▶ **Problem to solve**:
Reproduce the entries in full, with no changes.

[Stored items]
────────────────────

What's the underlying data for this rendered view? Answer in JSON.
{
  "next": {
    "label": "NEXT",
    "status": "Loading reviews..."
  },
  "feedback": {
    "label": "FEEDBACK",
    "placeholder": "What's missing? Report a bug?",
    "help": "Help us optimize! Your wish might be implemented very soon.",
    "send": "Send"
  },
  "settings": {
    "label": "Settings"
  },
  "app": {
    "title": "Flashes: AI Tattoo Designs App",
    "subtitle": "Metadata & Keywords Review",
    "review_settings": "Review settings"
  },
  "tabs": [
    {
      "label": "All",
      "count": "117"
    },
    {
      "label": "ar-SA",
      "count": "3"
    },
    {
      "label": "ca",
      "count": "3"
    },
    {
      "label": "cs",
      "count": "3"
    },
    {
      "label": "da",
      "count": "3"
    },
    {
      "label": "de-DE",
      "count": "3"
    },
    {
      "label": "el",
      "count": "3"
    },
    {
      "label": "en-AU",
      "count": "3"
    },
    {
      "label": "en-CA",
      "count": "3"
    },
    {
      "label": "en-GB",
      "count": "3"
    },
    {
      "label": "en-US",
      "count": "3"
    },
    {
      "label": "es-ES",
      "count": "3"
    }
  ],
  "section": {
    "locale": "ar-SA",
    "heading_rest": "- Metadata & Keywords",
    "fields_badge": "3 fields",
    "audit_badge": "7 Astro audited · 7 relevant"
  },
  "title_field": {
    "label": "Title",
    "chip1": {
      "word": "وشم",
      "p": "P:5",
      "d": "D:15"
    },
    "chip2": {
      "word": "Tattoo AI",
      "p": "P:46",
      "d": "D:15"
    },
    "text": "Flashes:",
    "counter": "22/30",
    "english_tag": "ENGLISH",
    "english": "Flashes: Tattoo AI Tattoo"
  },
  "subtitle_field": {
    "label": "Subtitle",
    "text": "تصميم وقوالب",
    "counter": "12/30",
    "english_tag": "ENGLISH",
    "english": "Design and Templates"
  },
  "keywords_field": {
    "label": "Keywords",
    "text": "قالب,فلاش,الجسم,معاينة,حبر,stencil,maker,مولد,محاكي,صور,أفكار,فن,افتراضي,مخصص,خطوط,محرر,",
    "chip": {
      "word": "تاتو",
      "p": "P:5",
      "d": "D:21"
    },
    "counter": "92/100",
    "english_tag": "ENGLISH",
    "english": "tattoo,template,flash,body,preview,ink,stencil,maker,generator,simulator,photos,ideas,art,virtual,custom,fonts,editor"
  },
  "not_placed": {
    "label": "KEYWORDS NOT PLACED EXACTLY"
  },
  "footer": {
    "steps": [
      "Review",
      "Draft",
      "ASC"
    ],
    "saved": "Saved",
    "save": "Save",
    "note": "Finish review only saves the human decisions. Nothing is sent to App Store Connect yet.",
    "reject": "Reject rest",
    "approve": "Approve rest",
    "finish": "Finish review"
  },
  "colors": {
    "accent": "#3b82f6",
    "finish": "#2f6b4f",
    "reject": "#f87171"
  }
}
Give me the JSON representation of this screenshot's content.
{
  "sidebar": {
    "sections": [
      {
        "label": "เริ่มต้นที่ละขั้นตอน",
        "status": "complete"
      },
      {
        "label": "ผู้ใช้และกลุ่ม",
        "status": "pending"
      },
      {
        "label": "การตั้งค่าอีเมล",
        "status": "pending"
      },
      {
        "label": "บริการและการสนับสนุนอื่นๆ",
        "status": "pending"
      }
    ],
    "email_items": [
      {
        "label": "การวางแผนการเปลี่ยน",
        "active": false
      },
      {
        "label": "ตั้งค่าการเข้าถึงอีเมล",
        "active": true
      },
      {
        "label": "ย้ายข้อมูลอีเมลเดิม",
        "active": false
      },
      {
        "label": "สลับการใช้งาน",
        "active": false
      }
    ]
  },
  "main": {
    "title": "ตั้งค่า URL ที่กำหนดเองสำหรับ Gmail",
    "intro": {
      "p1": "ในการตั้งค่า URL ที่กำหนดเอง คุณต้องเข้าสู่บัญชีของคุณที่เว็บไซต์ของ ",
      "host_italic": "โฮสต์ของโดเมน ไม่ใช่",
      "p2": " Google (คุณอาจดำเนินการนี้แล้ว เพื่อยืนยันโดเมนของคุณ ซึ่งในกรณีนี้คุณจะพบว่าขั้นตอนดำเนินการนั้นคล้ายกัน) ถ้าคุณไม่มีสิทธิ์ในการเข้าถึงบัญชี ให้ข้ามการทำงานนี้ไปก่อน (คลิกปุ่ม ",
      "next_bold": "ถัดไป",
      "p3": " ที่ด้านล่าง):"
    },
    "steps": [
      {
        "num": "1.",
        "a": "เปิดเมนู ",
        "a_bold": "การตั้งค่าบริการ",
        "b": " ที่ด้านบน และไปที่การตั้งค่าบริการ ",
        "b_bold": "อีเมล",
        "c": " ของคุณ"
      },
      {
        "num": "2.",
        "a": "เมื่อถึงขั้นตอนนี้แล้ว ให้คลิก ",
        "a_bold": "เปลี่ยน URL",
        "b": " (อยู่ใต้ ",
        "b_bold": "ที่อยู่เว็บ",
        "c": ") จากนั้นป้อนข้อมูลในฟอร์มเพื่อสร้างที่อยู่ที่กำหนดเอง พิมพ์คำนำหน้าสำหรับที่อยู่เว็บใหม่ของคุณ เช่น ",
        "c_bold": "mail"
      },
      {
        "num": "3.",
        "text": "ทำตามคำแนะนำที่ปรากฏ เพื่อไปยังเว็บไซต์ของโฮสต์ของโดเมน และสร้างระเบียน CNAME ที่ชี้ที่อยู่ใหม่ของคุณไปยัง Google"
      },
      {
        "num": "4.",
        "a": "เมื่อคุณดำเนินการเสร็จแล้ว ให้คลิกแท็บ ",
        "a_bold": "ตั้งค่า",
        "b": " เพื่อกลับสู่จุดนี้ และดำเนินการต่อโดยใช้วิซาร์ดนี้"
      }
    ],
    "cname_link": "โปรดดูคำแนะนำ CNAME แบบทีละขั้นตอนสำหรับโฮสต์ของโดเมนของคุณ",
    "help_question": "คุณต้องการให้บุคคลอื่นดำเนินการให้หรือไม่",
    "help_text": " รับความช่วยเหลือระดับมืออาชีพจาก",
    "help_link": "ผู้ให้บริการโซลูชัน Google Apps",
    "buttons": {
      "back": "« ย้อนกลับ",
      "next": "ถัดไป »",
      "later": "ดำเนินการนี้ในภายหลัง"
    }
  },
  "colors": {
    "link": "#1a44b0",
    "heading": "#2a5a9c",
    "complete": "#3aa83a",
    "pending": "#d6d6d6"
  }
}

────────────────────

▶ **Task solution**:
What's the underlying data for this rendered view? Answer in JSON.
{
  "next": {
    "label": "NEXT",
    "status": "Loading reviews..."
  },
  "feedback": {
    "label": "FEEDBACK",
    "placeholder": "What's missing? Report a bug?",
    "help": "Help us optimize! Your wish might be implemented very soon.",
    "send": "Send"
  },
  "settings": {
    "label": "Settings"
  },
  "app": {
    "title": "Flashes: AI Tattoo Designs App",
    "subtitle": "Metadata & Keywords Review",
    "review_settings": "Review settings"
  },
  "tabs": [
    {
      "label": "All",
      "count": "117"
    },
    {
      "label": "ar-SA",
      "count": "3"
    },
    {
      "label": "ca",
      "count": "3"
    },
    {
      "label": "cs",
      "count": "3"
    },
    {
      "label": "da",
      "count": "3"
    },
    {
      "label": "de-DE",
      "count": "3"
    },
    {
      "label": "el",
      "count": "3"
    },
    {
      "label": "en-AU",
      "count": "3"
    },
    {
      "label": "en-CA",
      "count": "3"
    },
    {
      "label": "en-GB",
      "count": "3"
    },
    {
      "label": "en-US",
      "count": "3"
    },
    {
      "label": "es-ES",
      "count": "3"
    }
  ],
  "section": {
    "locale": "ar-SA",
    "heading_rest": "- Metadata & Keywords",
    "fields_badge": "3 fields",
    "audit_badge": "7 Astro audited · 7 relevant"
  },
  "title_field": {
    "label": "Title",
    "chip1": {
      "word": "وشم",
      "p": "P:5",
      "d": "D:15"
    },
    "chip2": {
      "word": "Tattoo AI",
      "p": "P:46",
      "d": "D:15"
    },
    "text": "Flashes:",
    "counter": "22/30",
    "english_tag": "ENGLISH",
    "english": "Flashes: Tattoo AI Tattoo"
  },
  "subtitle_field": {
    "label": "Subtitle",
    "text": "تصميم وقوالب",
    "counter": "12/30",
    "english_tag": "ENGLISH",
    "english": "Design and Templates"
  },
  "keywords_field": {
    "label": "Keywords",
    "text": "قالب,فلاش,الجسم,معاينة,حبر,stencil,maker,مولد,محاكي,صور,أفكار,فن,افتراضي,مخصص,خطوط,محرر,",
    "chip": {
      "word": "تاتو",
      "p": "P:5",
      "d": "D:21"
    },
    "counter": "92/100",
    "english_tag": "ENGLISH",
    "english": "tattoo,template,flash,body,preview,ink,stencil,maker,generator,simulator,photos,ideas,art,virtual,custom,fonts,editor"
  },
  "not_placed": {
    "label": "KEYWORDS NOT PLACED EXACTLY"
  },
  "footer": {
    "steps": [
      "Review",
      "Draft",
      "ASC"
    ],
    "saved": "Saved",
    "save": "Save",
    "note": "Finish review only saves the human decisions. Nothing is sent to App Store Connect yet.",
    "reject": "Reject rest",
    "approve": "Approve rest",
    "finish": "Finish review"
  },
  "colors": {
    "accent": "#3b82f6",
    "finish": "#2f6b4f",
    "reject": "#f87171"
  }
}
Give me the JSON representation of this screenshot's content.
{
  "sidebar": {
    "sections": [
      {
        "label": "เริ่มต้นที่ละขั้นตอน",
        "status": "complete"
      },
      {
        "label": "ผู้ใช้และกลุ่ม",
        "status": "pending"
      },
      {
        "label": "การตั้งค่าอีเมล",
        "status": "pending"
      },
      {
        "label": "บริการและการสนับสนุนอื่นๆ",
        "status": "pending"
      }
    ],
    "email_items": [
      {
        "label": "การวางแผนการเปลี่ยน",
        "active": false
      },
      {
        "label": "ตั้งค่าการเข้าถึงอีเมล",
        "active": true
      },
      {
        "label": "ย้ายข้อมูลอีเมลเดิม",
        "active": false
      },
      {
        "label": "สลับการใช้งาน",
        "active": false
      }
    ]
  },
  "main": {
    "title": "ตั้งค่า URL ที่กำหนดเองสำหรับ Gmail",
    "intro": {
      "p1": "ในการตั้งค่า URL ที่กำหนดเอง คุณต้องเข้าสู่บัญชีของคุณที่เว็บไซต์ของ ",
      "host_italic": "โฮสต์ของโดเมน ไม่ใช่",
      "p2": " Google (คุณอาจดำเนินการนี้แล้ว เพื่อยืนยันโดเมนของคุณ ซึ่งในกรณีนี้คุณจะพบว่าขั้นตอนดำเนินการนั้นคล้ายกัน) ถ้าคุณไม่มีสิทธิ์ในการเข้าถึงบัญชี ให้ข้ามการทำงานนี้ไปก่อน (คลิกปุ่ม ",
      "next_bold": "ถัดไป",
      "p3": " ที่ด้านล่าง):"
    },
    "steps": [
      {
        "num": "1.",
        "a": "เปิดเมนู ",
        "a_bold": "การตั้งค่าบริการ",
        "b": " ที่ด้านบน และไปที่การตั้งค่าบริการ ",
        "b_bold": "อีเมล",
        "c": " ของคุณ"
      },
      {
        "num": "2.",
        "a": "เมื่อถึงขั้นตอนนี้แล้ว ให้คลิก ",
        "a_bold": "เปลี่ยน URL",
        "b": " (อยู่ใต้ ",
        "b_bold": "ที่อยู่เว็บ",
        "c": ") จากนั้นป้อนข้อมูลในฟอร์มเพื่อสร้างที่อยู่ที่กำหนดเอง พิมพ์คำนำหน้าสำหรับที่อยู่เว็บใหม่ของคุณ เช่น ",
        "c_bold": "mail"
      },
      {
        "num": "3.",
        "text": "ทำตามคำแนะนำที่ปรากฏ เพื่อไปยังเว็บไซต์ของโฮสต์ของโดเมน และสร้างระเบียน CNAME ที่ชี้ที่อยู่ใหม่ของคุณไปยัง Google"
      },
      {
        "num": "4.",
        "a": "เมื่อคุณดำเนินการเสร็จแล้ว ให้คลิกแท็บ ",
        "a_bold": "ตั้งค่า",
        "b": " เพื่อกลับสู่จุดนี้ และดำเนินการต่อโดยใช้วิซาร์ดนี้"
      }
    ],
    "cname_link": "โปรดดูคำแนะนำ CNAME แบบทีละขั้นตอนสำหรับโฮสต์ของโดเมนของคุณ",
    "help_question": "คุณต้องการให้บุคคลอื่นดำเนินการให้หรือไม่",
    "help_text": " รับความช่วยเหลือระดับมืออาชีพจาก",
    "help_link": "ผู้ให้บริการโซลูชัน Google Apps",
    "buttons": {
      "back": "« ย้อนกลับ",
      "next": "ถัดไป »",
      "later": "ดำเนินการนี้ในภายหลัง"
    }
  },
  "colors": {
    "link": "#1a44b0",
    "heading": "#2a5a9c",
    "complete": "#3aa83a",
    "pending": "#d6d6d6"
  }
}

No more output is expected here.